─── Exercise input
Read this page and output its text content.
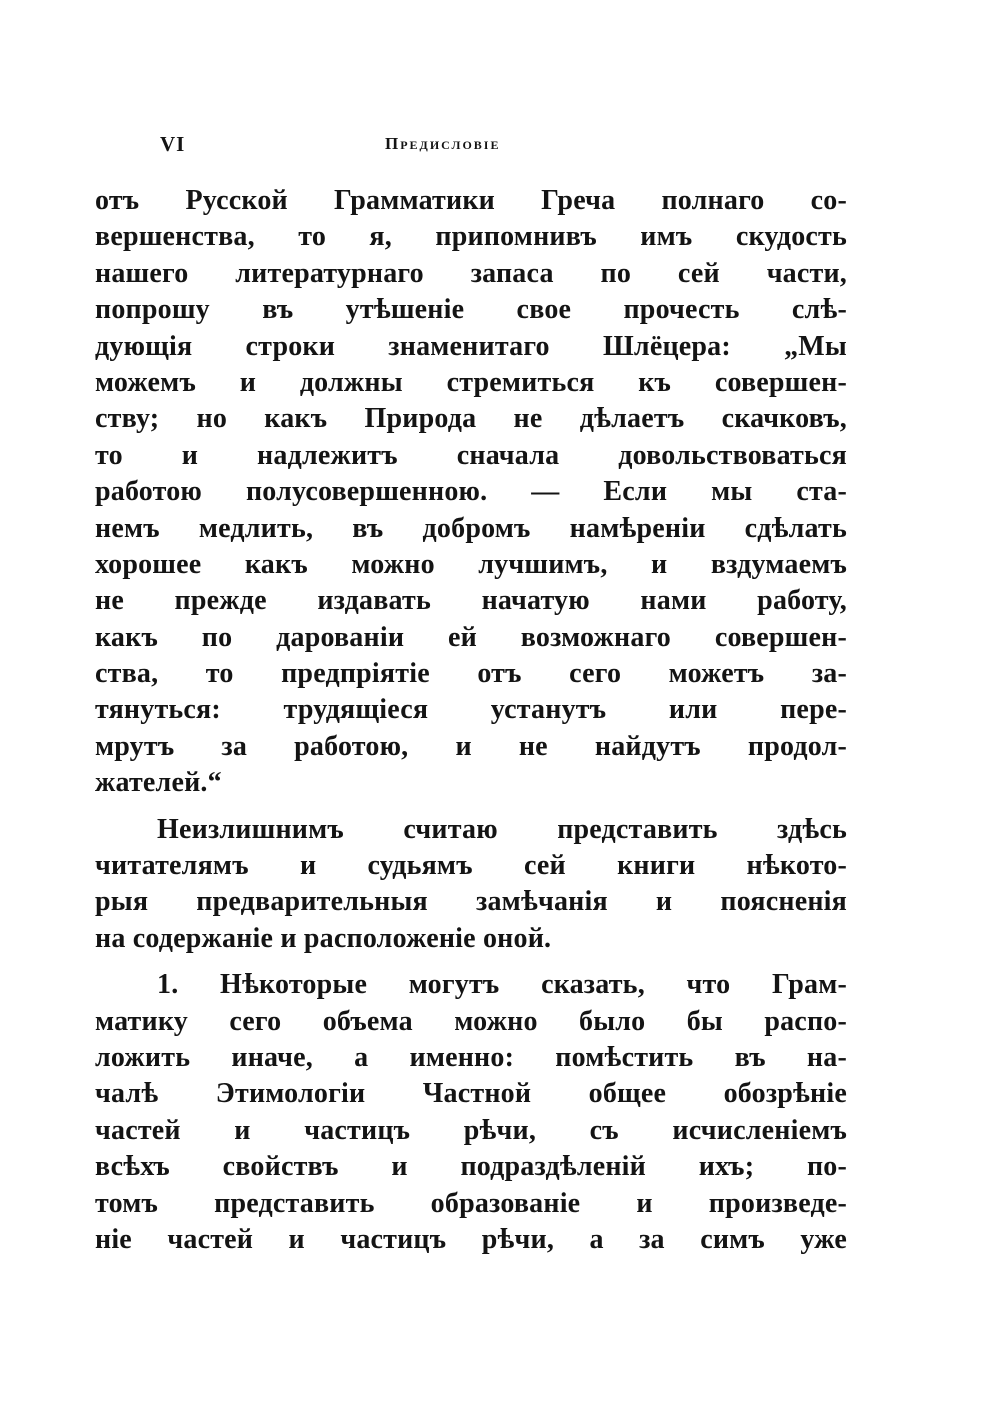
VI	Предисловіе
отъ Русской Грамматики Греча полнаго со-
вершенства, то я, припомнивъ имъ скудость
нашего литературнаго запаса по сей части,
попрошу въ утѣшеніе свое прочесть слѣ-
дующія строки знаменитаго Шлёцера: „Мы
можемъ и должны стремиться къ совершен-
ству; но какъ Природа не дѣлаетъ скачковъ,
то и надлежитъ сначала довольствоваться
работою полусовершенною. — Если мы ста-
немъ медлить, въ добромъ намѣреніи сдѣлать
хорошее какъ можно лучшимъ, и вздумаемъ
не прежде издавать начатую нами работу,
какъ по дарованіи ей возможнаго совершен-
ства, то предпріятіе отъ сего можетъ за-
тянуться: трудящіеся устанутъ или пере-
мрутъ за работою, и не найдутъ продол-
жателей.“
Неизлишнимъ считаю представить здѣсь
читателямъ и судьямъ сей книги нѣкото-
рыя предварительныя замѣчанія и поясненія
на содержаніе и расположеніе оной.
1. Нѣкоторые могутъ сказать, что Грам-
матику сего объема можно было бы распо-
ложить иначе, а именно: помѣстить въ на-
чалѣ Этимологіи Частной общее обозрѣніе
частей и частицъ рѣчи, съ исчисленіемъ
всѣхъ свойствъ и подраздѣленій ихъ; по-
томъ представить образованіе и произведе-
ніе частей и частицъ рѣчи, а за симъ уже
──────
▶ _Objective_:
The records above are to be reproduced exactly; the pictures are to be left out.

▶ _Correct response_:
Read this page and output its text content.
VI	Предисловіе
отъ Русской Грамматики Греча полнаго со-
вершенства, то я, припомнивъ имъ скудость
нашего литературнаго запаса по сей части,
попрошу въ утѣшеніе свое прочесть слѣ-
дующія строки знаменитаго Шлёцера: „Мы
можемъ и должны стремиться къ совершен-
ству; но какъ Природа не дѣлаетъ скачковъ,
то и надлежитъ сначала довольствоваться
работою полусовершенною. — Если мы ста-
немъ медлить, въ добромъ намѣреніи сдѣлать
хорошее какъ можно лучшимъ, и вздумаемъ
не прежде издавать начатую нами работу,
какъ по дарованіи ей возможнаго совершен-
ства, то предпріятіе отъ сего можетъ за-
тянуться: трудящіеся устанутъ или пере-
мрутъ за работою, и не найдутъ продол-
жателей.“
Неизлишнимъ считаю представить здѣсь
читателямъ и судьямъ сей книги нѣкото-
рыя предварительныя замѣчанія и поясненія
на содержаніе и расположеніе оной.
1. Нѣкоторые могутъ сказать, что Грам-
матику сего объема можно было бы распо-
ложить иначе, а именно: помѣстить въ на-
чалѣ Этимологіи Частной общее обозрѣніе
частей и частицъ рѣчи, съ исчисленіемъ
всѣхъ свойствъ и подраздѣленій ихъ; по-
томъ представить образованіе и произведе-
ніе частей и частицъ рѣчи, а за симъ уже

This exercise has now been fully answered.